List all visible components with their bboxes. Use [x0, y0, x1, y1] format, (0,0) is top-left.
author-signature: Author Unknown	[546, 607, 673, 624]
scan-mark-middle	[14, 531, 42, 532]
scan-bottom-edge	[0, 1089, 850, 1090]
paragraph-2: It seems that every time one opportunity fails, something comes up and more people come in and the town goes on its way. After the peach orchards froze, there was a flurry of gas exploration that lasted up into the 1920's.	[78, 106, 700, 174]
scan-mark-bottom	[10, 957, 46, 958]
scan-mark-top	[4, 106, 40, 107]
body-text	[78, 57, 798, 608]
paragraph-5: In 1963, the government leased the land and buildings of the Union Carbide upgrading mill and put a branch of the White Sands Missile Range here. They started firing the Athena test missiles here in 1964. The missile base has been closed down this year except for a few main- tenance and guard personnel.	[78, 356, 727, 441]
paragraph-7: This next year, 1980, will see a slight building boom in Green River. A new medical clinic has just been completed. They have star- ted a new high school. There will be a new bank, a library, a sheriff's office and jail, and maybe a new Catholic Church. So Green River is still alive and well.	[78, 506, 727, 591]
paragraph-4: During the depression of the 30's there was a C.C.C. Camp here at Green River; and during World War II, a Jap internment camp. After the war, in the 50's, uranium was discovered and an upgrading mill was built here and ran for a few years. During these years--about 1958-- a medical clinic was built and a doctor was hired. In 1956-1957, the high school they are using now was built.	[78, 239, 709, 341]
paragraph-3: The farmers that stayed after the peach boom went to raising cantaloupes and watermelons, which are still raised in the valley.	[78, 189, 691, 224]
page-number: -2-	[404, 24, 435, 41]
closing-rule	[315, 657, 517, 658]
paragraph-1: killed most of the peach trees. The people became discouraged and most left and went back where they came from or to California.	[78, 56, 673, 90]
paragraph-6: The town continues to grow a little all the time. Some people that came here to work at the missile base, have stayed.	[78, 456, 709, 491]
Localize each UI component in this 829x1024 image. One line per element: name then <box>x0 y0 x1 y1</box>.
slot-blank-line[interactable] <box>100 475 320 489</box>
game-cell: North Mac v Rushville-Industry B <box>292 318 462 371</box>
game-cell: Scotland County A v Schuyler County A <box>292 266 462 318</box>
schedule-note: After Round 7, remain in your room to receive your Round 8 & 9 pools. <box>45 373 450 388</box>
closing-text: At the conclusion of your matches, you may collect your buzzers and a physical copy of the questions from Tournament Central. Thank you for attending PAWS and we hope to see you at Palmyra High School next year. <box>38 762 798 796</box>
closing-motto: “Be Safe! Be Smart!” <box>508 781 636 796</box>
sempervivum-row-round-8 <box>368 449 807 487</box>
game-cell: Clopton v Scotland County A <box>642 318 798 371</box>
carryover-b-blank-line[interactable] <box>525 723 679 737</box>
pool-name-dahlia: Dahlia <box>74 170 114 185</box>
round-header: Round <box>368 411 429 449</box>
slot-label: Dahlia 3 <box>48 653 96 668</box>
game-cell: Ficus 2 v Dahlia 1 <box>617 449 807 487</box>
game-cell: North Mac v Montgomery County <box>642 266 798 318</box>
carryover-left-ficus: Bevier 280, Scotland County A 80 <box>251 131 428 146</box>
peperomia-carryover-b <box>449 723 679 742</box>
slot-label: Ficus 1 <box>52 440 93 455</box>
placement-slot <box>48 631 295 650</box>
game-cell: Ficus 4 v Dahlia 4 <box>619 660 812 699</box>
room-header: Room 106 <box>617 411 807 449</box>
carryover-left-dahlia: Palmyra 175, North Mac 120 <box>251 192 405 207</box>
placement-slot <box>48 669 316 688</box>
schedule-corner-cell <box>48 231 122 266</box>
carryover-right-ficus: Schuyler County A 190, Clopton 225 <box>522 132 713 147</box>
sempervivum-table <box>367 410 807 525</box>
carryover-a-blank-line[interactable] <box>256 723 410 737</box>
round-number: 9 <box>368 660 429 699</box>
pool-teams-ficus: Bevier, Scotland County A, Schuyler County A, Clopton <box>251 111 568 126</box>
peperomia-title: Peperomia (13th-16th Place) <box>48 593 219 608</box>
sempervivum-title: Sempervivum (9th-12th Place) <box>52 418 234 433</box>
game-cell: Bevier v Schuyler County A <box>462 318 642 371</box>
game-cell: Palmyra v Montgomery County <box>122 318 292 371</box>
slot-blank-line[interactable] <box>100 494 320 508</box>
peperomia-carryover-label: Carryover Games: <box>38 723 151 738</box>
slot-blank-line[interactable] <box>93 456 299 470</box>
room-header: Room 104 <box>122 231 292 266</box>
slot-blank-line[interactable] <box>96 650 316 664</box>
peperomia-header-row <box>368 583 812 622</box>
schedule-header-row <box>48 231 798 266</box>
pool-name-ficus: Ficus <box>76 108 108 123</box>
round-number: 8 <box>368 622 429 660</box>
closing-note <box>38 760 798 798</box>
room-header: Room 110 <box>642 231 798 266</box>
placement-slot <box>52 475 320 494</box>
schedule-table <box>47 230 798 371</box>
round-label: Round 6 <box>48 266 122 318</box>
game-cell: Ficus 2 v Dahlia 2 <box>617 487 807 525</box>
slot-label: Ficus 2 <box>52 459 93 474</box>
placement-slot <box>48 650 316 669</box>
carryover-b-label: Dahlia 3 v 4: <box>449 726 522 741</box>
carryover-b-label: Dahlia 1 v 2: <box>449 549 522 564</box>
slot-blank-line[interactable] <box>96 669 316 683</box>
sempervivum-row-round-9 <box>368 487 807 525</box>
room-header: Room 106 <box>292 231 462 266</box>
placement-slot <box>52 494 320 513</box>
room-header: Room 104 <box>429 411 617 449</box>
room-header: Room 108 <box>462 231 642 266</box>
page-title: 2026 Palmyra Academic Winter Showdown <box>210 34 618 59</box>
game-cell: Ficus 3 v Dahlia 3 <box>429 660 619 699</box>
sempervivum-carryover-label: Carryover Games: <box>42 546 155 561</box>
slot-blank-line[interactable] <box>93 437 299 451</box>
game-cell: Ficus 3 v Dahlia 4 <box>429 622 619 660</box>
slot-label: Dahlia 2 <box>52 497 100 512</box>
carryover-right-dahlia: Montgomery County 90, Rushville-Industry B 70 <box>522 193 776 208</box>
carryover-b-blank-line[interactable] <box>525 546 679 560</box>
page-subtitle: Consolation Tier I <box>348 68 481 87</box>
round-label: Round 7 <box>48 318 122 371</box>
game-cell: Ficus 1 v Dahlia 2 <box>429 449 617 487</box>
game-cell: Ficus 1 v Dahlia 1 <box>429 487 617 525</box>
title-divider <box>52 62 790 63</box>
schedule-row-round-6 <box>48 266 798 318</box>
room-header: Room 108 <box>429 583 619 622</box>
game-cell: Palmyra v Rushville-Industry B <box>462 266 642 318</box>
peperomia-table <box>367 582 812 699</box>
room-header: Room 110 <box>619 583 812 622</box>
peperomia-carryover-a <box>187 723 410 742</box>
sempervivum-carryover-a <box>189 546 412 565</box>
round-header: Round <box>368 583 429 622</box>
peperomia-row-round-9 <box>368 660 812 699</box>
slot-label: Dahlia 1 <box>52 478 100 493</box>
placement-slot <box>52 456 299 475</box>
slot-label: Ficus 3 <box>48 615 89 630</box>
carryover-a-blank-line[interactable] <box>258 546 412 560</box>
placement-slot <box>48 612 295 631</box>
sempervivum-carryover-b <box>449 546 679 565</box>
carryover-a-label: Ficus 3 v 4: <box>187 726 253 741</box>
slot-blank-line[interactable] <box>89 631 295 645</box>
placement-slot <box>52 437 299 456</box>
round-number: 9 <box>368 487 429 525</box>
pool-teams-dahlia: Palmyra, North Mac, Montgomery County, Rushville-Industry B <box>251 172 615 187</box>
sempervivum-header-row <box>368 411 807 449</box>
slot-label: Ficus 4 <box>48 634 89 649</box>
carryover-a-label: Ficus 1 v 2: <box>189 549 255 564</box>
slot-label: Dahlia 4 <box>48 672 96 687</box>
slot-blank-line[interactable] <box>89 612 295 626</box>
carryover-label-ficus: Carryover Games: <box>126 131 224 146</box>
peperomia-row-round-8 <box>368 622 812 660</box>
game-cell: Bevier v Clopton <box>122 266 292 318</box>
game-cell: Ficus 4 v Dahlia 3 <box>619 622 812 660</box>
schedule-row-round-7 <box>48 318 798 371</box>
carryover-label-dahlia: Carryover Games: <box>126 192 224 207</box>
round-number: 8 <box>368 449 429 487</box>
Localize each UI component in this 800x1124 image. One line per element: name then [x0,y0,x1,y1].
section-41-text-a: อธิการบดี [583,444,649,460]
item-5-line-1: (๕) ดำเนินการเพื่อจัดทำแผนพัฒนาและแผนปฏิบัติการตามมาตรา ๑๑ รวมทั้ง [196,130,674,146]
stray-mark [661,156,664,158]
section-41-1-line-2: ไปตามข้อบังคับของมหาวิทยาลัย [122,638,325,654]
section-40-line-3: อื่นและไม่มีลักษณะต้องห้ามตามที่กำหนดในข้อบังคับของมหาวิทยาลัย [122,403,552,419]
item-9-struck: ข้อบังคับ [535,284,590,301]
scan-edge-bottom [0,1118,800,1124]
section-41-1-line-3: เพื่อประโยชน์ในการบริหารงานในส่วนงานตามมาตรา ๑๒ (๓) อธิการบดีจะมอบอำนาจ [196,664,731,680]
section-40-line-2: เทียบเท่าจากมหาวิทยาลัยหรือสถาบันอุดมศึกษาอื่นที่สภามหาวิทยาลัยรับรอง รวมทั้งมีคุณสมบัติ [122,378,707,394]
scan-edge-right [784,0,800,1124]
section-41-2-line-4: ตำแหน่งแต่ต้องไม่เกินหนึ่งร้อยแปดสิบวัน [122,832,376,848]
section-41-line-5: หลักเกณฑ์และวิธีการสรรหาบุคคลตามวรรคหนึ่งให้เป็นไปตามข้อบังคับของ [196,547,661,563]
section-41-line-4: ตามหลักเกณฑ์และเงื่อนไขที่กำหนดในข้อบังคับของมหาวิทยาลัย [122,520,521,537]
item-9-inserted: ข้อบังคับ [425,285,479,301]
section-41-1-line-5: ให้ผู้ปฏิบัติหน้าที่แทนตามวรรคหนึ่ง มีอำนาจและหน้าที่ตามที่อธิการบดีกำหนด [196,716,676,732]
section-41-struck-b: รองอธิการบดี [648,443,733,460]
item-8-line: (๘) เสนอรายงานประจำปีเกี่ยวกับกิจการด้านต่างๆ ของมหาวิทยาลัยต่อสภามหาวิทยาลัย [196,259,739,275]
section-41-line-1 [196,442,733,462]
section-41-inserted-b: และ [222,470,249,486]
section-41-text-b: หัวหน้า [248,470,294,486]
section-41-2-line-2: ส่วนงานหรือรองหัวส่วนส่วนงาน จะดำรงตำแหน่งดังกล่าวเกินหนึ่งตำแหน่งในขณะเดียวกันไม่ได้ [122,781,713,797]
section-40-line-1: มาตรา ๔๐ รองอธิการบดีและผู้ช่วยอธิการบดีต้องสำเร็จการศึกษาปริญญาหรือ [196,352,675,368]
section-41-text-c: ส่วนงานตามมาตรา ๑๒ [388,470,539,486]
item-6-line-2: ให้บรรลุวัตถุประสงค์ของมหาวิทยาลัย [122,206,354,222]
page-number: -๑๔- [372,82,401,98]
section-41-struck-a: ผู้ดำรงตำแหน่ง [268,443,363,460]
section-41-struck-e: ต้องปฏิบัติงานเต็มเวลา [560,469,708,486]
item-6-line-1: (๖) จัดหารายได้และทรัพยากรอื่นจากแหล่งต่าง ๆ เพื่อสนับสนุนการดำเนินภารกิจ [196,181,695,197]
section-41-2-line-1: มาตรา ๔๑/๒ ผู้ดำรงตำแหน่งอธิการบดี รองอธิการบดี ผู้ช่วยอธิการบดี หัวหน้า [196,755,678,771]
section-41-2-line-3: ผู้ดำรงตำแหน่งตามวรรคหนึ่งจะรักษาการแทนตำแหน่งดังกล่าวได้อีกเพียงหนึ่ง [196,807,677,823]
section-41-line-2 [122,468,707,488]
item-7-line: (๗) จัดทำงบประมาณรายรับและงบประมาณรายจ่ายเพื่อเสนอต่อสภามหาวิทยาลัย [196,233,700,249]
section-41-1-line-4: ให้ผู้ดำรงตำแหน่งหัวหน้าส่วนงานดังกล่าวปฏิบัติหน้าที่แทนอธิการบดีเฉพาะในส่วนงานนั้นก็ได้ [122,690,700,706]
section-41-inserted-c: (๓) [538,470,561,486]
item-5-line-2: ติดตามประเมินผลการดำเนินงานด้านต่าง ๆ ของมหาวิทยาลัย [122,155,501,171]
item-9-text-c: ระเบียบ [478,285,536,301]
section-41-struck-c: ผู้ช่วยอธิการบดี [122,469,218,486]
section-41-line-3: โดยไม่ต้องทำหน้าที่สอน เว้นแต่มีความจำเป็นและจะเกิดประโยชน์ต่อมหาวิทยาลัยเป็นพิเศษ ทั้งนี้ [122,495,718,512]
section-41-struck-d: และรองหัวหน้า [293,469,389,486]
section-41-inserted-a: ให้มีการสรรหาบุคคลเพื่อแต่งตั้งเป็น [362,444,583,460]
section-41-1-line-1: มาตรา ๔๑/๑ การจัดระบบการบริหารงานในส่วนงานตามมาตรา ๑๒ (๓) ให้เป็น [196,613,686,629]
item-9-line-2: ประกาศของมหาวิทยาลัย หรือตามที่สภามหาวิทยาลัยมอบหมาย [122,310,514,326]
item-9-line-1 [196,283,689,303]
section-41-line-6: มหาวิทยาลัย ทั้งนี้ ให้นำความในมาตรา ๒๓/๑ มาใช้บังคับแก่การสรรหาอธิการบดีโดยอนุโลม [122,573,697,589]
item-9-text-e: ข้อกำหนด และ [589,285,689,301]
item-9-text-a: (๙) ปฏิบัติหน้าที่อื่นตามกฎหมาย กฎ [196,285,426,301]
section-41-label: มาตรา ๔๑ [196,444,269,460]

● **WHAT THE EXERCISE ASKS**:
Render everything from the start of the records down to the line that contains "paragraph-7: This next", both ends included, as a Markdown table with the columns Row and Record line, skipping blank lines.

● **WORKED SOLUTION**:
| Row | Record line |
|---|---|
| 1 | List all visible components with their bboxes. Use [x0, y0, x1, y1] format, (0,0) is top-left. |
| 2 | author-signature: Author Unknown	[546, 607, 673, 624] |
| 3 | scan-mark-middle	[14, 531, 42, 532] |
| 4 | scan-bottom-edge	[0, 1089, 850, 1090] |
| 5 | paragraph-2: It seems that every time one opportunity fails, something comes up and more people come in and the town goes on its way. After the peach orchards froze, there was a flurry of gas exploration that lasted up into the 1920's.	[78, 106, 700, 174] |
| 6 | scan-mark-bottom	[10, 957, 46, 958] |
| 7 | scan-mark-top	[4, 106, 40, 107] |
| 8 | body-text	[78, 57, 798, 608] |
| 9 | paragraph-5: In 1963, the government leased the land and buildings of the Union Carbide upgrading mill and put a branch of the White Sands Missile Range here. They started firing the Athena test missiles here in 1964. The missile base has been closed down this year except for a few main- tenance and guard personnel.	[78, 356, 727, 441] |
| 10 | paragraph-7: This next year, 1980, will see a slight building boom in Green River. A new medical clinic has just been completed. They have star- ted a new high school. There will be a new bank, a library, a sheriff's office and jail, and maybe a new Catholic Church. So Green River is still alive and well.	[78, 506, 727, 591] |